- **Required task**
Output all lines exactly.
___ The input
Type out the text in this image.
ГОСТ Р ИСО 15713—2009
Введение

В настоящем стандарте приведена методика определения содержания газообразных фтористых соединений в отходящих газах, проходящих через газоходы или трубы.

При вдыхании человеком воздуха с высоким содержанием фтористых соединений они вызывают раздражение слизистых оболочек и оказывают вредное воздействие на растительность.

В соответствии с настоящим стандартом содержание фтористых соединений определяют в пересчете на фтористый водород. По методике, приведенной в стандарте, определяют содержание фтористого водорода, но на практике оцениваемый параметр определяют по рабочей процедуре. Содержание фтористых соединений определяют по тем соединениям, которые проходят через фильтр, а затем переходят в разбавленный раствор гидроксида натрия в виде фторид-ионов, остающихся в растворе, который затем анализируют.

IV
______
- **Exercise answer**
Type out the text in this image.
ГОСТ Р ИСО 15713—2009
Введение

В настоящем стандарте приведена методика определения содержания газообразных фтористых соединений в отходящих газах, проходящих через газоходы или трубы.

При вдыхании человеком воздуха с высоким содержанием фтористых соединений они вызывают раздражение слизистых оболочек и оказывают вредное воздействие на растительность.

В соответствии с настоящим стандартом содержание фтористых соединений определяют в пересчете на фтористый водород. По методике, приведенной в стандарте, определяют содержание фтористого водорода, но на практике оцениваемый параметр определяют по рабочей процедуре. Содержание фтористых соединений определяют по тем соединениям, которые проходят через фильтр, а затем переходят в разбавленный раствор гидроксида натрия в виде фторид-ионов, остающихся в растворе, который затем анализируют.

IV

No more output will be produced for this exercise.